Figure collection entries
---

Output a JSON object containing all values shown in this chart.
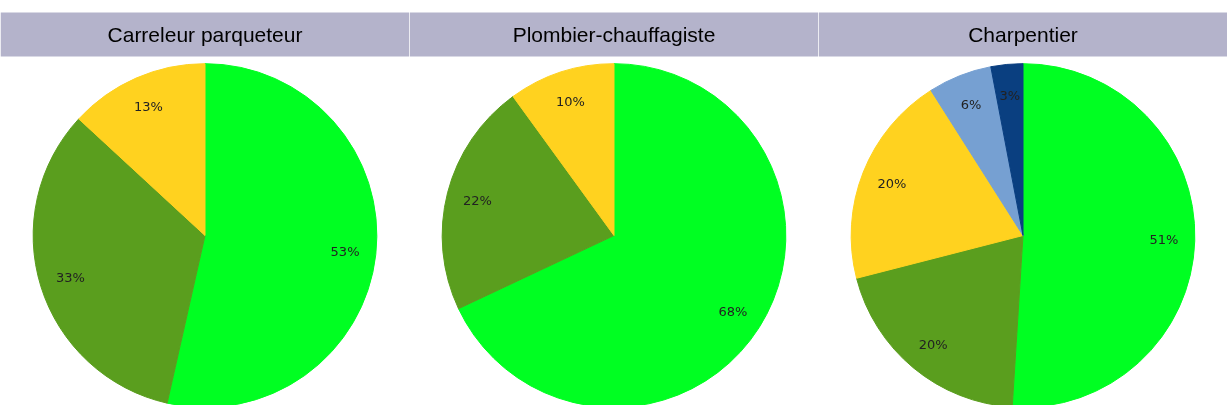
{
  "chart_data": [
    {
      "type": "pie",
      "title": "Carreleur parqueteur",
      "categories": [
        null,
        null,
        null
      ],
      "values": [
        53,
        33,
        13
      ],
      "colors": [
        "#00ff22",
        "#5a9e1e",
        "#ffd21f"
      ],
      "value_labels": [
        "53%",
        "33%",
        "13%"
      ]
    },
    {
      "type": "pie",
      "title": "Plombier-chauffagiste",
      "categories": [
        null,
        null,
        null
      ],
      "values": [
        68,
        22,
        10
      ],
      "colors": [
        "#00ff22",
        "#5a9e1e",
        "#ffd21f"
      ],
      "value_labels": [
        "68%",
        "22%",
        "10%"
      ]
    },
    {
      "type": "pie",
      "title": "Charpentier",
      "categories": [
        null,
        null,
        null,
        null,
        null
      ],
      "values": [
        51,
        20,
        20,
        6,
        3
      ],
      "colors": [
        "#00ff22",
        "#5a9e1e",
        "#ffd21f",
        "#76a0d2",
        "#0a3f80"
      ],
      "value_labels": [
        "51%",
        "20%",
        "20%",
        "6%",
        "3%"
      ]
    }
  ]
}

---

TO BE DONE:
Are you able to set down all the lines above exactly, without any pictures?

COMPLETED TASK:
Output a JSON object containing all values shown in this chart.
{
  "chart_data": [
    {
      "type": "pie",
      "title": "Carreleur parqueteur",
      "categories": [
        null,
        null,
        null
      ],
      "values": [
        53,
        33,
        13
      ],
      "colors": [
        "#00ff22",
        "#5a9e1e",
        "#ffd21f"
      ],
      "value_labels": [
        "53%",
        "33%",
        "13%"
      ]
    },
    {
      "type": "pie",
      "title": "Plombier-chauffagiste",
      "categories": [
        null,
        null,
        null
      ],
      "values": [
        68,
        22,
        10
      ],
      "colors": [
        "#00ff22",
        "#5a9e1e",
        "#ffd21f"
      ],
      "value_labels": [
        "68%",
        "22%",
        "10%"
      ]
    },
    {
      "type": "pie",
      "title": "Charpentier",
      "categories": [
        null,
        null,
        null,
        null,
        null
      ],
      "values": [
        51,
        20,
        20,
        6,
        3
      ],
      "colors": [
        "#00ff22",
        "#5a9e1e",
        "#ffd21f",
        "#76a0d2",
        "#0a3f80"
      ],
      "value_labels": [
        "51%",
        "20%",
        "20%",
        "6%",
        "3%"
      ]
    }
  ]
}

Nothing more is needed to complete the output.